■ **Task goal**
Each entry should be repeated exactly. Its pictures should not be.

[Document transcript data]
******************************

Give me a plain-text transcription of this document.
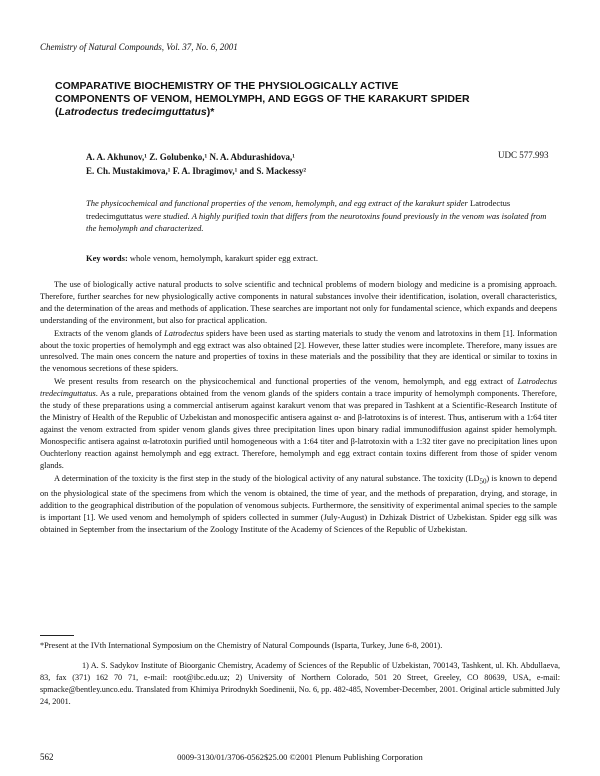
Chemistry of Natural Compounds, Vol. 37, No. 6, 2001
COMPARATIVE BIOCHEMISTRY OF THE PHYSIOLOGICALLY ACTIVE COMPONENTS OF VENOM, HEMOLYMPH, AND EGGS OF THE KARAKURT SPIDER (Latrodectus tredecimguttatus)*
A. A. Akhunov,¹ Z. Golubenko,¹ N. A. Abdurashidova,¹
E. Ch. Mustakimova,¹ F. A. Ibragimov,¹ and S. Mackessy²
UDC 577.993
The physicochemical and functional properties of the venom, hemolymph, and egg extract of the karakurt spider Latrodectus tredecimguttatus were studied. A highly purified toxin that differs from the neurotoxins found previously in the venom was isolated from the hemolymph and characterized.
Key words: whole venom, hemolymph, karakurt spider egg extract.

The use of biologically active natural products to solve scientific and technical problems of modern biology and medicine is a promising approach. Therefore, further searches for new physiologically active components in natural substances involve their identification, isolation, overall characteristics, and the determination of the areas and methods of application. These searches are important not only for fundamental science, which expands and deepens understanding of the environment, but also for practical application.

Extracts of the venom glands of Latrodectus spiders have been used as starting materials to study the venom and latrotoxins in them [1]. Information about the toxic properties of hemolymph and egg extract was also obtained [2]. However, these latter studies were incomplete. Therefore, many issues are unresolved. The main ones concern the nature and properties of toxins in these materials and the possibility that they are identical or similar to toxins in the venomous secretions of these spiders.

We present results from research on the physicochemical and functional properties of the venom, hemolymph, and egg extract of Latrodectus tredecimguttatus. As a rule, preparations obtained from the venom glands of the spiders contain a trace impurity of hemolymph components. Therefore, the study of these preparations using a commercial antiserum against karakurt venom that was prepared in Tashkent at a Scientific-Research Institute of the Ministry of Health of the Republic of Uzbekistan and monospecific antisera against α- and β-latrotoxins is of interest. Thus, antiserum with a 1:64 titer against the venom extracted from spider venom glands gives three precipitation lines upon binary radial immunodiffusion against spider hemolymph. Monospecific antisera against α-latrotoxin purified until homogeneous with a 1:64 titer and β-latrotoxin with a 1:32 titer gave no precipitation lines upon Ouchterlony reaction against hemolymph and egg extract. Therefore, hemolymph and egg extract contain toxins different from those of spider venom glands.

A determination of the toxicity is the first step in the study of the biological activity of any natural substance. The toxicity $(LD_{50})$ is known to depend on the physiological state of the specimens from which the venom is obtained, the time of year, and the methods of preparation, drying, and storage, in addition to the geographical distribution of the population of venomous subjects. Furthermore, the sensitivity of experimental animal species to the sample is important [1]. We used venom and hemolymph of spiders collected in summer (July-August) in Dzhizak District of Uzbekistan. Spider egg silk was obtained in September from the insectarium of the Zoology Institute of the Academy of Sciences of the Republic of Uzbekistan.

*Present at the IVth International Symposium on the Chemistry of Natural Compounds (Isparta, Turkey, June 6-8, 2001).

1) A. S. Sadykov Institute of Bioorganic Chemistry, Academy of Sciences of the Republic of Uzbekistan, 700143, Tashkent, ul. Kh. Abdullaeva, 83, fax (371) 162 70 71, e-mail: root@ibc.edu.uz; 2) University of Northern Colorado, 501 20 Street, Greeley, CO 80639, USA, e-mail: spmacke@bentley.unco.edu. Translated from Khimiya Prirodnykh Soedinenii, No. 6, pp. 482-485, November-December, 2001. Original article submitted July 24, 2001.

562	0009-3130/01/3706-0562$25.00 ©2001 Plenum Publishing Corporation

******************************

■ **Written solution**
Give me a plain-text transcription of this document.
Chemistry of Natural Compounds, Vol. 37, No. 6, 2001
COMPARATIVE BIOCHEMISTRY OF THE PHYSIOLOGICALLY ACTIVE COMPONENTS OF VENOM, HEMOLYMPH, AND EGGS OF THE KARAKURT SPIDER (Latrodectus tredecimguttatus)*
A. A. Akhunov,¹ Z. Golubenko,¹ N. A. Abdurashidova,¹
E. Ch. Mustakimova,¹ F. A. Ibragimov,¹ and S. Mackessy²
UDC 577.993
The physicochemical and functional properties of the venom, hemolymph, and egg extract of the karakurt spider Latrodectus tredecimguttatus were studied. A highly purified toxin that differs from the neurotoxins found previously in the venom was isolated from the hemolymph and characterized.
Key words: whole venom, hemolymph, karakurt spider egg extract.

The use of biologically active natural products to solve scientific and technical problems of modern biology and medicine is a promising approach. Therefore, further searches for new physiologically active components in natural substances involve their identification, isolation, overall characteristics, and the determination of the areas and methods of application. These searches are important not only for fundamental science, which expands and deepens understanding of the environment, but also for practical application.

Extracts of the venom glands of Latrodectus spiders have been used as starting materials to study the venom and latrotoxins in them [1]. Information about the toxic properties of hemolymph and egg extract was also obtained [2]. However, these latter studies were incomplete. Therefore, many issues are unresolved. The main ones concern the nature and properties of toxins in these materials and the possibility that they are identical or similar to toxins in the venomous secretions of these spiders.

We present results from research on the physicochemical and functional properties of the venom, hemolymph, and egg extract of Latrodectus tredecimguttatus. As a rule, preparations obtained from the venom glands of the spiders contain a trace impurity of hemolymph components. Therefore, the study of these preparations using a commercial antiserum against karakurt venom that was prepared in Tashkent at a Scientific-Research Institute of the Ministry of Health of the Republic of Uzbekistan and monospecific antisera against α- and β-latrotoxins is of interest. Thus, antiserum with a 1:64 titer against the venom extracted from spider venom glands gives three precipitation lines upon binary radial immunodiffusion against spider hemolymph. Monospecific antisera against α-latrotoxin purified until homogeneous with a 1:64 titer and β-latrotoxin with a 1:32 titer gave no precipitation lines upon Ouchterlony reaction against hemolymph and egg extract. Therefore, hemolymph and egg extract contain toxins different from those of spider venom glands.

A determination of the toxicity is the first step in the study of the biological activity of any natural substance. The toxicity $(LD_{50})$ is known to depend on the physiological state of the specimens from which the venom is obtained, the time of year, and the methods of preparation, drying, and storage, in addition to the geographical distribution of the population of venomous subjects. Furthermore, the sensitivity of experimental animal species to the sample is important [1]. We used venom and hemolymph of spiders collected in summer (July-August) in Dzhizak District of Uzbekistan. Spider egg silk was obtained in September from the insectarium of the Zoology Institute of the Academy of Sciences of the Republic of Uzbekistan.

*Present at the IVth International Symposium on the Chemistry of Natural Compounds (Isparta, Turkey, June 6-8, 2001).

1) A. S. Sadykov Institute of Bioorganic Chemistry, Academy of Sciences of the Republic of Uzbekistan, 700143, Tashkent, ul. Kh. Abdullaeva, 83, fax (371) 162 70 71, e-mail: root@ibc.edu.uz; 2) University of Northern Colorado, 501 20 Street, Greeley, CO 80639, USA, e-mail: spmacke@bentley.unco.edu. Translated from Khimiya Prirodnykh Soedinenii, No. 6, pp. 482-485, November-December, 2001. Original article submitted July 24, 2001.

562	0009-3130/01/3706-0562$25.00 ©2001 Plenum Publishing Corporation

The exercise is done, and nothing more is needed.